Give the material again in full, matching it exactly.

-- Start of Data provided --

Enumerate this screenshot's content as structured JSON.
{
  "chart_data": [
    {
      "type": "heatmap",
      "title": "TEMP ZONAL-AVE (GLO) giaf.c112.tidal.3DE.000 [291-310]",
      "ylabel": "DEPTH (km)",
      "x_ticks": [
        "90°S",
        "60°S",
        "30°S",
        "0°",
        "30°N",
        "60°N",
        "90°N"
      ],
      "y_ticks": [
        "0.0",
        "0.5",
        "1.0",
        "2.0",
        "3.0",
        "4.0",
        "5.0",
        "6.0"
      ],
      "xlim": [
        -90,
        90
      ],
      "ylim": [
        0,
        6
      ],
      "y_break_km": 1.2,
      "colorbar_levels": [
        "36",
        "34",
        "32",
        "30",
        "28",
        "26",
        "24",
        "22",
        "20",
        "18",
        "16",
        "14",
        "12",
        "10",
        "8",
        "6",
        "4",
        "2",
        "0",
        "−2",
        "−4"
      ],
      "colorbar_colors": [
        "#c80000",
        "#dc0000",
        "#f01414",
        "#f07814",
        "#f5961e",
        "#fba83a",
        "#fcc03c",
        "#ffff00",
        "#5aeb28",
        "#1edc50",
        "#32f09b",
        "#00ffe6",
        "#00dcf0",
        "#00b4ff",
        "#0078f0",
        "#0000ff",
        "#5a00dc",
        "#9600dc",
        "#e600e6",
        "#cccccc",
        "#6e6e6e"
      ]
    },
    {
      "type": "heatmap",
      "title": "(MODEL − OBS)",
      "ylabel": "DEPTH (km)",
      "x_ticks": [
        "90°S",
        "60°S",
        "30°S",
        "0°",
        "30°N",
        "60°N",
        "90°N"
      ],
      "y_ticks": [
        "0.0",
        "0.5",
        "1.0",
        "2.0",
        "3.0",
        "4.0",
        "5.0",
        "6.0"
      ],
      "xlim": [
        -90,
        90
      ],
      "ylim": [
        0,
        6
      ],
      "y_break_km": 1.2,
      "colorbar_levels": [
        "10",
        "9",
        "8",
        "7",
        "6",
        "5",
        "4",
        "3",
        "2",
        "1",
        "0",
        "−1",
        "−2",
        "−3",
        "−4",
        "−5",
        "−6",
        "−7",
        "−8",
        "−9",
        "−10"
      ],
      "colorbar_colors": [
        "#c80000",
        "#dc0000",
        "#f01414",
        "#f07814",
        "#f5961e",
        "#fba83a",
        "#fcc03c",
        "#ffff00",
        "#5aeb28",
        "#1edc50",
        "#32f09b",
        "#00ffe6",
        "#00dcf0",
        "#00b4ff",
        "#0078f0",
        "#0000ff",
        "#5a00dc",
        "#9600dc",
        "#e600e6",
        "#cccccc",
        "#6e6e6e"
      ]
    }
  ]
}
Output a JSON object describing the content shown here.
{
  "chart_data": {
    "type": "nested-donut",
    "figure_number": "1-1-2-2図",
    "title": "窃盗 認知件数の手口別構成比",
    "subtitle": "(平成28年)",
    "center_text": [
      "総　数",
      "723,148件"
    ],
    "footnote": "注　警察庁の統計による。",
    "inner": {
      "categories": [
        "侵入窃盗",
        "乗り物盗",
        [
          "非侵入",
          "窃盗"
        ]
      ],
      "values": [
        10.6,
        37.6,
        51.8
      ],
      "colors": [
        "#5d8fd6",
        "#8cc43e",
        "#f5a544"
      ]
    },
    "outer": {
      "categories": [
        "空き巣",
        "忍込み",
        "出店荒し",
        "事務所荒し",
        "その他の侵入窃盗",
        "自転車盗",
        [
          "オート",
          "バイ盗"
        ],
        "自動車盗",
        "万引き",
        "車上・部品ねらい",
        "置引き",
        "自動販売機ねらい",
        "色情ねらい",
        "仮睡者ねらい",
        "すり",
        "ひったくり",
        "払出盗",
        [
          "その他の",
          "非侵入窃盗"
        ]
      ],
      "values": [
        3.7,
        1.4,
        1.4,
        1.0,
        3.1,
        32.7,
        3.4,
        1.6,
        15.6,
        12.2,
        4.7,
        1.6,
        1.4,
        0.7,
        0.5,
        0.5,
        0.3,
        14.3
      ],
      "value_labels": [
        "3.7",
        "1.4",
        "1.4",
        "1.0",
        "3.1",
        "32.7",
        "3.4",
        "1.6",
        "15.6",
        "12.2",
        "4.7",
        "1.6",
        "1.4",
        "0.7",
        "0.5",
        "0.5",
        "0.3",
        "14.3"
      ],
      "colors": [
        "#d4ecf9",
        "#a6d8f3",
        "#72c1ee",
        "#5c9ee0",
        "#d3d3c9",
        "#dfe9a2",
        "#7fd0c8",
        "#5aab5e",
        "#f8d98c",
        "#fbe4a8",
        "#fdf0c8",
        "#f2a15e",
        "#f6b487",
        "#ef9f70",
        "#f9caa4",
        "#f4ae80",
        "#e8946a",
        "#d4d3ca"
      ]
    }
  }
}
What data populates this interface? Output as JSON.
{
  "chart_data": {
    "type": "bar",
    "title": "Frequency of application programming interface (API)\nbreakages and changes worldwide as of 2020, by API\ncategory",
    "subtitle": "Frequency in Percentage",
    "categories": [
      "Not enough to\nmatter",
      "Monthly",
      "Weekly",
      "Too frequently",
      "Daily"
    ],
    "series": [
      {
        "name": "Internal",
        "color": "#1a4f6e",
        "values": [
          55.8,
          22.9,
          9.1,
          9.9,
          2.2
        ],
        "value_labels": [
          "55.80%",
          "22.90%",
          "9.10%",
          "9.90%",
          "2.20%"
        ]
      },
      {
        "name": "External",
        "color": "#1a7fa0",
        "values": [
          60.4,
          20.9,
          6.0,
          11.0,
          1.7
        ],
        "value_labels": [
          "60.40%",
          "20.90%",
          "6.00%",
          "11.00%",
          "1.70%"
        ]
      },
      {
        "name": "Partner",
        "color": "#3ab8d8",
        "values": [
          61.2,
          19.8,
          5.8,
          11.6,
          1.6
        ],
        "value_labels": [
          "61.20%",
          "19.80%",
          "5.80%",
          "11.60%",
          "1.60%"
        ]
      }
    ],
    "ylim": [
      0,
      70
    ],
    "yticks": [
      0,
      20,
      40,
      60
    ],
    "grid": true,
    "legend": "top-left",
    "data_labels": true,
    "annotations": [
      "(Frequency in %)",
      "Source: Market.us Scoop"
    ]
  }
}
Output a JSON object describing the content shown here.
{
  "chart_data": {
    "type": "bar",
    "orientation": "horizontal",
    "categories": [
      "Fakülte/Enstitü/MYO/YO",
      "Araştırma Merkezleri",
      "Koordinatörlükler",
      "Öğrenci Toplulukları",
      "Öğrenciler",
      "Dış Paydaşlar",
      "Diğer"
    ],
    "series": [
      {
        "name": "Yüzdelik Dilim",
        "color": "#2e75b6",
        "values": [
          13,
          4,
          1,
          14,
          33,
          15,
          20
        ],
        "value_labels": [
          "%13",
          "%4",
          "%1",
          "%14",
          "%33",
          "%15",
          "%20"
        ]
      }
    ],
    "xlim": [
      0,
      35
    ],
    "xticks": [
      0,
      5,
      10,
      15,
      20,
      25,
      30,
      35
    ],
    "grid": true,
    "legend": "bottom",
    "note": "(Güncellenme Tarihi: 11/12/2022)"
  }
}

-- End of Data provided --

-- The response --
Enumerate this screenshot's content as structured JSON.
{
  "chart_data": [
    {
      "type": "heatmap",
      "title": "TEMP ZONAL-AVE (GLO) giaf.c112.tidal.3DE.000 [291-310]",
      "ylabel": "DEPTH (km)",
      "x_ticks": [
        "90°S",
        "60°S",
        "30°S",
        "0°",
        "30°N",
        "60°N",
        "90°N"
      ],
      "y_ticks": [
        "0.0",
        "0.5",
        "1.0",
        "2.0",
        "3.0",
        "4.0",
        "5.0",
        "6.0"
      ],
      "xlim": [
        -90,
        90
      ],
      "ylim": [
        0,
        6
      ],
      "y_break_km": 1.2,
      "colorbar_levels": [
        "36",
        "34",
        "32",
        "30",
        "28",
        "26",
        "24",
        "22",
        "20",
        "18",
        "16",
        "14",
        "12",
        "10",
        "8",
        "6",
        "4",
        "2",
        "0",
        "−2",
        "−4"
      ],
      "colorbar_colors": [
        "#c80000",
        "#dc0000",
        "#f01414",
        "#f07814",
        "#f5961e",
        "#fba83a",
        "#fcc03c",
        "#ffff00",
        "#5aeb28",
        "#1edc50",
        "#32f09b",
        "#00ffe6",
        "#00dcf0",
        "#00b4ff",
        "#0078f0",
        "#0000ff",
        "#5a00dc",
        "#9600dc",
        "#e600e6",
        "#cccccc",
        "#6e6e6e"
      ]
    },
    {
      "type": "heatmap",
      "title": "(MODEL − OBS)",
      "ylabel": "DEPTH (km)",
      "x_ticks": [
        "90°S",
        "60°S",
        "30°S",
        "0°",
        "30°N",
        "60°N",
        "90°N"
      ],
      "y_ticks": [
        "0.0",
        "0.5",
        "1.0",
        "2.0",
        "3.0",
        "4.0",
        "5.0",
        "6.0"
      ],
      "xlim": [
        -90,
        90
      ],
      "ylim": [
        0,
        6
      ],
      "y_break_km": 1.2,
      "colorbar_levels": [
        "10",
        "9",
        "8",
        "7",
        "6",
        "5",
        "4",
        "3",
        "2",
        "1",
        "0",
        "−1",
        "−2",
        "−3",
        "−4",
        "−5",
        "−6",
        "−7",
        "−8",
        "−9",
        "−10"
      ],
      "colorbar_colors": [
        "#c80000",
        "#dc0000",
        "#f01414",
        "#f07814",
        "#f5961e",
        "#fba83a",
        "#fcc03c",
        "#ffff00",
        "#5aeb28",
        "#1edc50",
        "#32f09b",
        "#00ffe6",
        "#00dcf0",
        "#00b4ff",
        "#0078f0",
        "#0000ff",
        "#5a00dc",
        "#9600dc",
        "#e600e6",
        "#cccccc",
        "#6e6e6e"
      ]
    }
  ]
}
Output a JSON object describing the content shown here.
{
  "chart_data": {
    "type": "nested-donut",
    "figure_number": "1-1-2-2図",
    "title": "窃盗 認知件数の手口別構成比",
    "subtitle": "(平成28年)",
    "center_text": [
      "総　数",
      "723,148件"
    ],
    "footnote": "注　警察庁の統計による。",
    "inner": {
      "categories": [
        "侵入窃盗",
        "乗り物盗",
        [
          "非侵入",
          "窃盗"
        ]
      ],
      "values": [
        10.6,
        37.6,
        51.8
      ],
      "colors": [
        "#5d8fd6",
        "#8cc43e",
        "#f5a544"
      ]
    },
    "outer": {
      "categories": [
        "空き巣",
        "忍込み",
        "出店荒し",
        "事務所荒し",
        "その他の侵入窃盗",
        "自転車盗",
        [
          "オート",
          "バイ盗"
        ],
        "自動車盗",
        "万引き",
        "車上・部品ねらい",
        "置引き",
        "自動販売機ねらい",
        "色情ねらい",
        "仮睡者ねらい",
        "すり",
        "ひったくり",
        "払出盗",
        [
          "その他の",
          "非侵入窃盗"
        ]
      ],
      "values": [
        3.7,
        1.4,
        1.4,
        1.0,
        3.1,
        32.7,
        3.4,
        1.6,
        15.6,
        12.2,
        4.7,
        1.6,
        1.4,
        0.7,
        0.5,
        0.5,
        0.3,
        14.3
      ],
      "value_labels": [
        "3.7",
        "1.4",
        "1.4",
        "1.0",
        "3.1",
        "32.7",
        "3.4",
        "1.6",
        "15.6",
        "12.2",
        "4.7",
        "1.6",
        "1.4",
        "0.7",
        "0.5",
        "0.5",
        "0.3",
        "14.3"
      ],
      "colors": [
        "#d4ecf9",
        "#a6d8f3",
        "#72c1ee",
        "#5c9ee0",
        "#d3d3c9",
        "#dfe9a2",
        "#7fd0c8",
        "#5aab5e",
        "#f8d98c",
        "#fbe4a8",
        "#fdf0c8",
        "#f2a15e",
        "#f6b487",
        "#ef9f70",
        "#f9caa4",
        "#f4ae80",
        "#e8946a",
        "#d4d3ca"
      ]
    }
  }
}
What data populates this interface? Output as JSON.
{
  "chart_data": {
    "type": "bar",
    "title": "Frequency of application programming interface (API)\nbreakages and changes worldwide as of 2020, by API\ncategory",
    "subtitle": "Frequency in Percentage",
    "categories": [
      "Not enough to\nmatter",
      "Monthly",
      "Weekly",
      "Too frequently",
      "Daily"
    ],
    "series": [
      {
        "name": "Internal",
        "color": "#1a4f6e",
        "values": [
          55.8,
          22.9,
          9.1,
          9.9,
          2.2
        ],
        "value_labels": [
          "55.80%",
          "22.90%",
          "9.10%",
          "9.90%",
          "2.20%"
        ]
      },
      {
        "name": "External",
        "color": "#1a7fa0",
        "values": [
          60.4,
          20.9,
          6.0,
          11.0,
          1.7
        ],
        "value_labels": [
          "60.40%",
          "20.90%",
          "6.00%",
          "11.00%",
          "1.70%"
        ]
      },
      {
        "name": "Partner",
        "color": "#3ab8d8",
        "values": [
          61.2,
          19.8,
          5.8,
          11.6,
          1.6
        ],
        "value_labels": [
          "61.20%",
          "19.80%",
          "5.80%",
          "11.60%",
          "1.60%"
        ]
      }
    ],
    "ylim": [
      0,
      70
    ],
    "yticks": [
      0,
      20,
      40,
      60
    ],
    "grid": true,
    "legend": "top-left",
    "data_labels": true,
    "annotations": [
      "(Frequency in %)",
      "Source: Market.us Scoop"
    ]
  }
}
Output a JSON object describing the content shown here.
{
  "chart_data": {
    "type": "bar",
    "orientation": "horizontal",
    "categories": [
      "Fakülte/Enstitü/MYO/YO",
      "Araştırma Merkezleri",
      "Koordinatörlükler",
      "Öğrenci Toplulukları",
      "Öğrenciler",
      "Dış Paydaşlar",
      "Diğer"
    ],
    "series": [
      {
        "name": "Yüzdelik Dilim",
        "color": "#2e75b6",
        "values": [
          13,
          4,
          1,
          14,
          33,
          15,
          20
        ],
        "value_labels": [
          "%13",
          "%4",
          "%1",
          "%14",
          "%33",
          "%15",
          "%20"
        ]
      }
    ],
    "xlim": [
      0,
      35
    ],
    "xticks": [
      0,
      5,
      10,
      15,
      20,
      25,
      30,
      35
    ],
    "grid": true,
    "legend": "bottom",
    "note": "(Güncellenme Tarihi: 11/12/2022)"
  }
}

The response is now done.